Reproduce all of the data exactly, with no line skipped.
### Items
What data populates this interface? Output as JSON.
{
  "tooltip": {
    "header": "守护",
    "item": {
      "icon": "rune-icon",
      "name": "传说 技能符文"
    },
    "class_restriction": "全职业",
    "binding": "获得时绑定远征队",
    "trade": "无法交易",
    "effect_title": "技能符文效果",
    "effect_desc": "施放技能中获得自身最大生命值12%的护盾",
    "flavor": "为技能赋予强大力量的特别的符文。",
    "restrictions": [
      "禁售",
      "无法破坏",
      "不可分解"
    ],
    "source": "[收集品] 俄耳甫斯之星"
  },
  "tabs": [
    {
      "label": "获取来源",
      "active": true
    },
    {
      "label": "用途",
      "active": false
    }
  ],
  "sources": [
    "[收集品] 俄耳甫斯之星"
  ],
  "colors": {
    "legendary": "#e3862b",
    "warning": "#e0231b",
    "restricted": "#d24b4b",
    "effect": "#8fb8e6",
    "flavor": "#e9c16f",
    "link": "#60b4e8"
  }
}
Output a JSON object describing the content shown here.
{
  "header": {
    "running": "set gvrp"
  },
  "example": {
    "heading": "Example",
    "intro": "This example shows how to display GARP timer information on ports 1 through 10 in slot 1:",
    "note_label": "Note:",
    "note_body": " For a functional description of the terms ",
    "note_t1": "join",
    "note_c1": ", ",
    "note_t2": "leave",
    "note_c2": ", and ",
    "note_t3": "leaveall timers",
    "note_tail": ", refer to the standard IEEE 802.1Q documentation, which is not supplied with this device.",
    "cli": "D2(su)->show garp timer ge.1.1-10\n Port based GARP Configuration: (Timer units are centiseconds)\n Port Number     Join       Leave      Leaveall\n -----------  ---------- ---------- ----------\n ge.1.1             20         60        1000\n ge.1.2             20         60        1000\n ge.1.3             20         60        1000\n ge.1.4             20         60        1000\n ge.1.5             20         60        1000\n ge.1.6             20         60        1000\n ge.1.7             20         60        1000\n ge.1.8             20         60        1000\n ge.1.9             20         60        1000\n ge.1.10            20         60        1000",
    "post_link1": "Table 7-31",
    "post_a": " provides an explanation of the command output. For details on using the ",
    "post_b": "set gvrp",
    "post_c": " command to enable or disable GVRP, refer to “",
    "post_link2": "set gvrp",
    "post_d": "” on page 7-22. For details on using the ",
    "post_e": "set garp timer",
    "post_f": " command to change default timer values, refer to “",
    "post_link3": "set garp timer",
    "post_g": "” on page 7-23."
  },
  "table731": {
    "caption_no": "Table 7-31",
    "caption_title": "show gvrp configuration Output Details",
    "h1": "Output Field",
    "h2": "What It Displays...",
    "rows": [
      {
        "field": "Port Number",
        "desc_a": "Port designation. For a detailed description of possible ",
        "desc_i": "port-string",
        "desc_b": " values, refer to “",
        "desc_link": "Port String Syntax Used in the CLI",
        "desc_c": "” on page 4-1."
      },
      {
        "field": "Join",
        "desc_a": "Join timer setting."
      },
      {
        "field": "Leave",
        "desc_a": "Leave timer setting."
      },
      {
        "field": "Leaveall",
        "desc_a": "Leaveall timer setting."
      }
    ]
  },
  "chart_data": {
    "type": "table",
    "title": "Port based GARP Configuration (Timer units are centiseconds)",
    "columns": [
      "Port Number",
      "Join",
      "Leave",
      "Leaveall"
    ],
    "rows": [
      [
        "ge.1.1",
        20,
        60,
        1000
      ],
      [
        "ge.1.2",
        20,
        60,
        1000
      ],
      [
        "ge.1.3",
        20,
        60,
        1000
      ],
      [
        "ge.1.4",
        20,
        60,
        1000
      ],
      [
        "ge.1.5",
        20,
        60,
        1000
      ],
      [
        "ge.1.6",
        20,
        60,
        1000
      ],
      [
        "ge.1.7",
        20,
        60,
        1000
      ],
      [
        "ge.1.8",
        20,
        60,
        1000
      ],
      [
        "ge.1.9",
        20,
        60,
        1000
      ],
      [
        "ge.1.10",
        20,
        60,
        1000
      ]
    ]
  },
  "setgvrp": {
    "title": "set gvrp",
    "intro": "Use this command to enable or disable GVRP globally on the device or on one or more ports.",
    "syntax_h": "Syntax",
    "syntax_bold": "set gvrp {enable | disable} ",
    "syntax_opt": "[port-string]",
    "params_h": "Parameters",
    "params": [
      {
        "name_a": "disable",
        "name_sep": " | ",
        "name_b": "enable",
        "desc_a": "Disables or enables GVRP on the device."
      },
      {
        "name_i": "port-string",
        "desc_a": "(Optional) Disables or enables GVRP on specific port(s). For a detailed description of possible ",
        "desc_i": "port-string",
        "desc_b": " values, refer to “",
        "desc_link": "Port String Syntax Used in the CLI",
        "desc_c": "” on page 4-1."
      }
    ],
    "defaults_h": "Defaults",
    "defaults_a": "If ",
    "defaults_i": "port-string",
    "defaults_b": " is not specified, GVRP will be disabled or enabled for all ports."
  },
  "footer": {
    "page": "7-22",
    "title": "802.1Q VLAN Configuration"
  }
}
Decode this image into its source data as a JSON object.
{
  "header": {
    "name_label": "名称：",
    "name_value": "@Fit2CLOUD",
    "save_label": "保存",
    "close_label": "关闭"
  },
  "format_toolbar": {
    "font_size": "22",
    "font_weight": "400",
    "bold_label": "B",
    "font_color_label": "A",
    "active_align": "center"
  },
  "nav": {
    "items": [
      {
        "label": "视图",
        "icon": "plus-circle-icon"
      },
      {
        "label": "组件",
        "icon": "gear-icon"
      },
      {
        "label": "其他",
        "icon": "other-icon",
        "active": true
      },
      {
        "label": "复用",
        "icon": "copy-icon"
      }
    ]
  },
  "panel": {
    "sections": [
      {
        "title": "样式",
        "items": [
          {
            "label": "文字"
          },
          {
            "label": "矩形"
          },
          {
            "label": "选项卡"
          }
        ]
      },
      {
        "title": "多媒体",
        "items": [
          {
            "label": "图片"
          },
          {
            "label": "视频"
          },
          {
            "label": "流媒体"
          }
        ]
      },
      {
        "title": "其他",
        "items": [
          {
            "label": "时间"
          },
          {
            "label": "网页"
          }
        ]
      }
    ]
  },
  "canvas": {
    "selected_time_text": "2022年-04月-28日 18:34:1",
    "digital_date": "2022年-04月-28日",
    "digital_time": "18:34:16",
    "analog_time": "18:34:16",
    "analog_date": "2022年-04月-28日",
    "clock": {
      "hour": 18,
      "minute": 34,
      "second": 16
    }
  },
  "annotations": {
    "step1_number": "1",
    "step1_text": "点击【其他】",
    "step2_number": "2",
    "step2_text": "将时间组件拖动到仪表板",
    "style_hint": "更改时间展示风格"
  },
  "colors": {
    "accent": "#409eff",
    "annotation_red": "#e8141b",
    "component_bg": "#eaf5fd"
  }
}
######
* The completed task *
What data populates this interface? Output as JSON.
{
  "tooltip": {
    "header": "守护",
    "item": {
      "icon": "rune-icon",
      "name": "传说 技能符文"
    },
    "class_restriction": "全职业",
    "binding": "获得时绑定远征队",
    "trade": "无法交易",
    "effect_title": "技能符文效果",
    "effect_desc": "施放技能中获得自身最大生命值12%的护盾",
    "flavor": "为技能赋予强大力量的特别的符文。",
    "restrictions": [
      "禁售",
      "无法破坏",
      "不可分解"
    ],
    "source": "[收集品] 俄耳甫斯之星"
  },
  "tabs": [
    {
      "label": "获取来源",
      "active": true
    },
    {
      "label": "用途",
      "active": false
    }
  ],
  "sources": [
    "[收集品] 俄耳甫斯之星"
  ],
  "colors": {
    "legendary": "#e3862b",
    "warning": "#e0231b",
    "restricted": "#d24b4b",
    "effect": "#8fb8e6",
    "flavor": "#e9c16f",
    "link": "#60b4e8"
  }
}
Output a JSON object describing the content shown here.
{
  "header": {
    "running": "set gvrp"
  },
  "example": {
    "heading": "Example",
    "intro": "This example shows how to display GARP timer information on ports 1 through 10 in slot 1:",
    "note_label": "Note:",
    "note_body": " For a functional description of the terms ",
    "note_t1": "join",
    "note_c1": ", ",
    "note_t2": "leave",
    "note_c2": ", and ",
    "note_t3": "leaveall timers",
    "note_tail": ", refer to the standard IEEE 802.1Q documentation, which is not supplied with this device.",
    "cli": "D2(su)->show garp timer ge.1.1-10\n Port based GARP Configuration: (Timer units are centiseconds)\n Port Number     Join       Leave      Leaveall\n -----------  ---------- ---------- ----------\n ge.1.1             20         60        1000\n ge.1.2             20         60        1000\n ge.1.3             20         60        1000\n ge.1.4             20         60        1000\n ge.1.5             20         60        1000\n ge.1.6             20         60        1000\n ge.1.7             20         60        1000\n ge.1.8             20         60        1000\n ge.1.9             20         60        1000\n ge.1.10            20         60        1000",
    "post_link1": "Table 7-31",
    "post_a": " provides an explanation of the command output. For details on using the ",
    "post_b": "set gvrp",
    "post_c": " command to enable or disable GVRP, refer to “",
    "post_link2": "set gvrp",
    "post_d": "” on page 7-22. For details on using the ",
    "post_e": "set garp timer",
    "post_f": " command to change default timer values, refer to “",
    "post_link3": "set garp timer",
    "post_g": "” on page 7-23."
  },
  "table731": {
    "caption_no": "Table 7-31",
    "caption_title": "show gvrp configuration Output Details",
    "h1": "Output Field",
    "h2": "What It Displays...",
    "rows": [
      {
        "field": "Port Number",
        "desc_a": "Port designation. For a detailed description of possible ",
        "desc_i": "port-string",
        "desc_b": " values, refer to “",
        "desc_link": "Port String Syntax Used in the CLI",
        "desc_c": "” on page 4-1."
      },
      {
        "field": "Join",
        "desc_a": "Join timer setting."
      },
      {
        "field": "Leave",
        "desc_a": "Leave timer setting."
      },
      {
        "field": "Leaveall",
        "desc_a": "Leaveall timer setting."
      }
    ]
  },
  "chart_data": {
    "type": "table",
    "title": "Port based GARP Configuration (Timer units are centiseconds)",
    "columns": [
      "Port Number",
      "Join",
      "Leave",
      "Leaveall"
    ],
    "rows": [
      [
        "ge.1.1",
        20,
        60,
        1000
      ],
      [
        "ge.1.2",
        20,
        60,
        1000
      ],
      [
        "ge.1.3",
        20,
        60,
        1000
      ],
      [
        "ge.1.4",
        20,
        60,
        1000
      ],
      [
        "ge.1.5",
        20,
        60,
        1000
      ],
      [
        "ge.1.6",
        20,
        60,
        1000
      ],
      [
        "ge.1.7",
        20,
        60,
        1000
      ],
      [
        "ge.1.8",
        20,
        60,
        1000
      ],
      [
        "ge.1.9",
        20,
        60,
        1000
      ],
      [
        "ge.1.10",
        20,
        60,
        1000
      ]
    ]
  },
  "setgvrp": {
    "title": "set gvrp",
    "intro": "Use this command to enable or disable GVRP globally on the device or on one or more ports.",
    "syntax_h": "Syntax",
    "syntax_bold": "set gvrp {enable | disable} ",
    "syntax_opt": "[port-string]",
    "params_h": "Parameters",
    "params": [
      {
        "name_a": "disable",
        "name_sep": " | ",
        "name_b": "enable",
        "desc_a": "Disables or enables GVRP on the device."
      },
      {
        "name_i": "port-string",
        "desc_a": "(Optional) Disables or enables GVRP on specific port(s). For a detailed description of possible ",
        "desc_i": "port-string",
        "desc_b": " values, refer to “",
        "desc_link": "Port String Syntax Used in the CLI",
        "desc_c": "” on page 4-1."
      }
    ],
    "defaults_h": "Defaults",
    "defaults_a": "If ",
    "defaults_i": "port-string",
    "defaults_b": " is not specified, GVRP will be disabled or enabled for all ports."
  },
  "footer": {
    "page": "7-22",
    "title": "802.1Q VLAN Configuration"
  }
}
Decode this image into its source data as a JSON object.
{
  "header": {
    "name_label": "名称：",
    "name_value": "@Fit2CLOUD",
    "save_label": "保存",
    "close_label": "关闭"
  },
  "format_toolbar": {
    "font_size": "22",
    "font_weight": "400",
    "bold_label": "B",
    "font_color_label": "A",
    "active_align": "center"
  },
  "nav": {
    "items": [
      {
        "label": "视图",
        "icon": "plus-circle-icon"
      },
      {
        "label": "组件",
        "icon": "gear-icon"
      },
      {
        "label": "其他",
        "icon": "other-icon",
        "active": true
      },
      {
        "label": "复用",
        "icon": "copy-icon"
      }
    ]
  },
  "panel": {
    "sections": [
      {
        "title": "样式",
        "items": [
          {
            "label": "文字"
          },
          {
            "label": "矩形"
          },
          {
            "label": "选项卡"
          }
        ]
      },
      {
        "title": "多媒体",
        "items": [
          {
            "label": "图片"
          },
          {
            "label": "视频"
          },
          {
            "label": "流媒体"
          }
        ]
      },
      {
        "title": "其他",
        "items": [
          {
            "label": "时间"
          },
          {
            "label": "网页"
          }
        ]
      }
    ]
  },
  "canvas": {
    "selected_time_text": "2022年-04月-28日 18:34:1",
    "digital_date": "2022年-04月-28日",
    "digital_time": "18:34:16",
    "analog_time": "18:34:16",
    "analog_date": "2022年-04月-28日",
    "clock": {
      "hour": 18,
      "minute": 34,
      "second": 16
    }
  },
  "annotations": {
    "step1_number": "1",
    "step1_text": "点击【其他】",
    "step2_number": "2",
    "step2_text": "将时间组件拖动到仪表板",
    "style_hint": "更改时间展示风格"
  },
  "colors": {
    "accent": "#409eff",
    "annotation_red": "#e8141b",
    "component_bg": "#eaf5fd"
  }
}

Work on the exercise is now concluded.